(Dataset excerpt)
* START *

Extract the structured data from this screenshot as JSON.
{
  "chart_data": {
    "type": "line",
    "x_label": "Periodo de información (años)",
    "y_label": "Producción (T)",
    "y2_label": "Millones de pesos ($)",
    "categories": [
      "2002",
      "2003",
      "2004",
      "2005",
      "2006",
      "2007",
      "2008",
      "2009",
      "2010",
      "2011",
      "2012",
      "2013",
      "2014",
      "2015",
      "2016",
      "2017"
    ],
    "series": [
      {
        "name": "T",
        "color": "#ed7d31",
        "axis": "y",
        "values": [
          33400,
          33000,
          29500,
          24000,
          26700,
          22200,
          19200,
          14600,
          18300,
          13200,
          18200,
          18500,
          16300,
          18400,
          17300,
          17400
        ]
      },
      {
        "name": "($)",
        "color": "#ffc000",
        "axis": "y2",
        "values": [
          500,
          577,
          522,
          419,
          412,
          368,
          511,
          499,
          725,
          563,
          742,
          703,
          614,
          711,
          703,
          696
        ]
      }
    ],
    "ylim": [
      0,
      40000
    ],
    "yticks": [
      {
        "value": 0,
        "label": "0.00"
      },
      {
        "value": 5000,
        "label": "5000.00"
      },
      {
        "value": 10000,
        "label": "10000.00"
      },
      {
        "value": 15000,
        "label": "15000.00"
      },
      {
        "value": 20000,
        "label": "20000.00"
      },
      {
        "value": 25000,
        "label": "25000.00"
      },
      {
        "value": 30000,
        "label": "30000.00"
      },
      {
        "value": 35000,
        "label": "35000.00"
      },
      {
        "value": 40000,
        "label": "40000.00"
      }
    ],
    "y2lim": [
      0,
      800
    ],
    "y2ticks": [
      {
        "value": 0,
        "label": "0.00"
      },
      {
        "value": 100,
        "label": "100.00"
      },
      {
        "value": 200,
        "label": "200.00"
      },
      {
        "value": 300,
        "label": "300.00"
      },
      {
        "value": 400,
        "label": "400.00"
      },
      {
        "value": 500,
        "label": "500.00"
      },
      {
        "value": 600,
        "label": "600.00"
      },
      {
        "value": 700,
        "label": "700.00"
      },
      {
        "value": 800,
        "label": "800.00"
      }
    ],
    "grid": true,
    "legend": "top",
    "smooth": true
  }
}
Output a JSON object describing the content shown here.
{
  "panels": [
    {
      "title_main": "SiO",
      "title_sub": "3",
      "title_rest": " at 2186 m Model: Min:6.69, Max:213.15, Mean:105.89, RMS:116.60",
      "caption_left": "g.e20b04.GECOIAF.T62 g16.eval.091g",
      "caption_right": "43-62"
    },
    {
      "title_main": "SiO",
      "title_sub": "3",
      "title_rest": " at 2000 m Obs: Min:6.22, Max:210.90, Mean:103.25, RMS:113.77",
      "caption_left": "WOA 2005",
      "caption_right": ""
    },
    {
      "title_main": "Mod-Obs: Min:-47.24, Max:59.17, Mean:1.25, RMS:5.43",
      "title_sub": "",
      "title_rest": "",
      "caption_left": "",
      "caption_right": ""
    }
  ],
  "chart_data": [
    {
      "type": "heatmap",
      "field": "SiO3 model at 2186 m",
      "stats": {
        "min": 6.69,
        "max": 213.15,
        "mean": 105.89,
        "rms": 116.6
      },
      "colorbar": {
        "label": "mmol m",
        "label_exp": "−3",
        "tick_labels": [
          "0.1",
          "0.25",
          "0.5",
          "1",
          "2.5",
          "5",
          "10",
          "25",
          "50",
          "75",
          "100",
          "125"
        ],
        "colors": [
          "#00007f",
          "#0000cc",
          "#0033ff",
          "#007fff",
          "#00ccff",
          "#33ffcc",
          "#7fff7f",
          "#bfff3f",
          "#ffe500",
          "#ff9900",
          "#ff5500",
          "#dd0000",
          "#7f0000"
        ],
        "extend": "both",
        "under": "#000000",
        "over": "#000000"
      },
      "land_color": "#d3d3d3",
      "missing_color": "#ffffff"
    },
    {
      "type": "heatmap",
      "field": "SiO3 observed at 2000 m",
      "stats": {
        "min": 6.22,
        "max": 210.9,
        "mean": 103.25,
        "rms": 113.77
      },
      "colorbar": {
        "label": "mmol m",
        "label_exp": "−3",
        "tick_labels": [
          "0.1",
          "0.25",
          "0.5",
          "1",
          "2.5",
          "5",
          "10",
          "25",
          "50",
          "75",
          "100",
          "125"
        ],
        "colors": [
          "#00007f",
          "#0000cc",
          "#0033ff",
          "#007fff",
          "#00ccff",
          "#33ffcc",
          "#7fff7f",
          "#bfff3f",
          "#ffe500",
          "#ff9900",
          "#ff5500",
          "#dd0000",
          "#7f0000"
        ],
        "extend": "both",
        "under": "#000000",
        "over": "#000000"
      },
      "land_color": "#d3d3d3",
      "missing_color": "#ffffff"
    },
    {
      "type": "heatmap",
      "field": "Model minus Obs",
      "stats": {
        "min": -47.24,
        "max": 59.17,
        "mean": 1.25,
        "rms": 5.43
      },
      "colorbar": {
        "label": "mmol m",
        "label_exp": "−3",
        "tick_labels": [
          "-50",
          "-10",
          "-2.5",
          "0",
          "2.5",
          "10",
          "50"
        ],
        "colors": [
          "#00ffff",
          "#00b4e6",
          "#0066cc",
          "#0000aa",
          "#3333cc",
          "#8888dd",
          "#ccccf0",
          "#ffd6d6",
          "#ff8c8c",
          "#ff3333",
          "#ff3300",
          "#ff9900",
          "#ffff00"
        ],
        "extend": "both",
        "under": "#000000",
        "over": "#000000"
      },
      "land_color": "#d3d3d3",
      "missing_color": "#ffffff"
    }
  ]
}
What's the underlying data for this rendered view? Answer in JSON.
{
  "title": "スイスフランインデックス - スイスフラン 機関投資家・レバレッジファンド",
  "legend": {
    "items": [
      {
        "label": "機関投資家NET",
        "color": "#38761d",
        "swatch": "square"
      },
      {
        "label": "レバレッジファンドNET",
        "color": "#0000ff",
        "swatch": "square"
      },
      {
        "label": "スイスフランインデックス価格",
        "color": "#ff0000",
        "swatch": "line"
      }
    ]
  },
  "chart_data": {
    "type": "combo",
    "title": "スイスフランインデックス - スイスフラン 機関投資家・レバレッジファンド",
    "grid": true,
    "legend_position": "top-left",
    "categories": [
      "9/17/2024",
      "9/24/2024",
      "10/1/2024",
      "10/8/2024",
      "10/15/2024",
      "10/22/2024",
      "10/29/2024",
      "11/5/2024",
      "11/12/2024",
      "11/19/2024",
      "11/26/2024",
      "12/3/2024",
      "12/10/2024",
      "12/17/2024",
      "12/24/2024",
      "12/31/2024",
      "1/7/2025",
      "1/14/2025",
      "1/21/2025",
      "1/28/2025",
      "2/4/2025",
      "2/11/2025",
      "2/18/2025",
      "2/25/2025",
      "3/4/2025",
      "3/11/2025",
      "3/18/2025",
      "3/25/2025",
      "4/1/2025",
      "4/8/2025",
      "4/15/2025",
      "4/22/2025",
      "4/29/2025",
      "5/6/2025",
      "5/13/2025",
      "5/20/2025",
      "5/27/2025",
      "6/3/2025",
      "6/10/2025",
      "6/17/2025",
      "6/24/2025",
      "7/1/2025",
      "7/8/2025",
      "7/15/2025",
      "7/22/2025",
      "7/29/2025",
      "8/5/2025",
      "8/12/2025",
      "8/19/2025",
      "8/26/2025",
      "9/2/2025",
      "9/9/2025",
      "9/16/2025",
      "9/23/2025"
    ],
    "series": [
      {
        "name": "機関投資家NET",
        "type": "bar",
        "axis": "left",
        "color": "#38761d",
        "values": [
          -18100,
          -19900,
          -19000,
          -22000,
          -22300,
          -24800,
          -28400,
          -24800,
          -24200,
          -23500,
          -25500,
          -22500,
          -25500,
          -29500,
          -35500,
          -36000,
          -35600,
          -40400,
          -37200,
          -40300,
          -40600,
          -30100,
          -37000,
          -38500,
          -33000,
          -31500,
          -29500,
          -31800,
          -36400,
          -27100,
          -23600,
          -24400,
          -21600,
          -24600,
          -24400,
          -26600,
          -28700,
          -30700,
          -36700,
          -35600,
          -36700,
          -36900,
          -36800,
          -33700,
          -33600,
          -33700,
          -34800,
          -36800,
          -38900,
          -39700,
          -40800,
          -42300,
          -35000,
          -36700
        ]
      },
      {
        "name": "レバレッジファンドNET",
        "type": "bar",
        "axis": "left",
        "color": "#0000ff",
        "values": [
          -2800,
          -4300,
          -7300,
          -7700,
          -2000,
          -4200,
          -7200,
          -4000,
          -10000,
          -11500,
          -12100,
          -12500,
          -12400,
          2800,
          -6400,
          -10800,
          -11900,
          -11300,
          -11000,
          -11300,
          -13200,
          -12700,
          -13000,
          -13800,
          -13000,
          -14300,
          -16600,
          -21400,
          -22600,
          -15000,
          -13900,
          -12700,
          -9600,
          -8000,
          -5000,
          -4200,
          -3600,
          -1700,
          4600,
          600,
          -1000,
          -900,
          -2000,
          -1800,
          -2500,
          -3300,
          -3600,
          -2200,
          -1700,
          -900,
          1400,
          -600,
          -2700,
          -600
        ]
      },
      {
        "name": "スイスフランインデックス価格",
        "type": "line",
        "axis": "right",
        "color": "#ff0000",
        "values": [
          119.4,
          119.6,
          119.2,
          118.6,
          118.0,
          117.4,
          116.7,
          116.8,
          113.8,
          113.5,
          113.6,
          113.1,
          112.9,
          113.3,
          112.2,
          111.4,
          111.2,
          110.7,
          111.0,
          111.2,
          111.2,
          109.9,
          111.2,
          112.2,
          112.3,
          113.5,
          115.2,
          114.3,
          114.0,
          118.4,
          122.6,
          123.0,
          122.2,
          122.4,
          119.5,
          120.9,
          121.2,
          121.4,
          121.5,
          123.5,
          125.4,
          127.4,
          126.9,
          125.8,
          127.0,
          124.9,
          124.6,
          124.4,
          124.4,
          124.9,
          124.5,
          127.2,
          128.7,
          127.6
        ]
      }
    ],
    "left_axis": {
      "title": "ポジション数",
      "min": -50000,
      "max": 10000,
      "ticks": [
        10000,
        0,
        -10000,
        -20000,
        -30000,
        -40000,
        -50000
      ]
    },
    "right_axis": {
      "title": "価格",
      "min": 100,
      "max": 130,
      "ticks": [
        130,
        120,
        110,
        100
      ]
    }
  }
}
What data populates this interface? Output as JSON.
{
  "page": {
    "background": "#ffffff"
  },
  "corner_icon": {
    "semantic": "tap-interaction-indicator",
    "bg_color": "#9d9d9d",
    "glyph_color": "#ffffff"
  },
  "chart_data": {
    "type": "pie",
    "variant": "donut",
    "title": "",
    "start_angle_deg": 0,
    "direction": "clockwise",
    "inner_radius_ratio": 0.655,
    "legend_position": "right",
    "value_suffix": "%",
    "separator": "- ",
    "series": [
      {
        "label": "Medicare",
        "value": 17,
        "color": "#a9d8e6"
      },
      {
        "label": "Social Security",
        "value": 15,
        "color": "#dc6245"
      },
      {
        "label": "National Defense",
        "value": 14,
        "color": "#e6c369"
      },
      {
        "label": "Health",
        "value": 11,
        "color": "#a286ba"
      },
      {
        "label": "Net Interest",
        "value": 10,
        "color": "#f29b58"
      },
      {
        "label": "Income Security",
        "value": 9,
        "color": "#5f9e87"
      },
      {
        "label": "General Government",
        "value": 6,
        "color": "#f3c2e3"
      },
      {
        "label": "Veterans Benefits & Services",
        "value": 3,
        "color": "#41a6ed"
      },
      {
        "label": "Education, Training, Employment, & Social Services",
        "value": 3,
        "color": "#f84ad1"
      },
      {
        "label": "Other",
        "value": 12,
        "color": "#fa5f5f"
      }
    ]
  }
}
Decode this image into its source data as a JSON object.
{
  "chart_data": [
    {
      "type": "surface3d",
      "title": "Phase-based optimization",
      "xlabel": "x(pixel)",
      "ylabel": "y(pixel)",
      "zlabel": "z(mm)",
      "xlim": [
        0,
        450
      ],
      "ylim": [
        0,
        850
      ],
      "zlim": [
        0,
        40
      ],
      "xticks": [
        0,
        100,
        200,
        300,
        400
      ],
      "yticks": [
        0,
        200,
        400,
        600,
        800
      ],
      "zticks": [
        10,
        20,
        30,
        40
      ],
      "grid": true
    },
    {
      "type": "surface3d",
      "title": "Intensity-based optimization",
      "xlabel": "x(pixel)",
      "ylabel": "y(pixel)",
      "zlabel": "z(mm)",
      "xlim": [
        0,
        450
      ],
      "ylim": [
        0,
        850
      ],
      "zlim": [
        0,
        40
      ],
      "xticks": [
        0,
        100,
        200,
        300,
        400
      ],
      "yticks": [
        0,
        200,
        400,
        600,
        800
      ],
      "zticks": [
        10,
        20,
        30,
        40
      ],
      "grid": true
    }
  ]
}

* END *

■ Given request
Find every line holding the word "object"; give their count and nothing else.

■ Complete output
2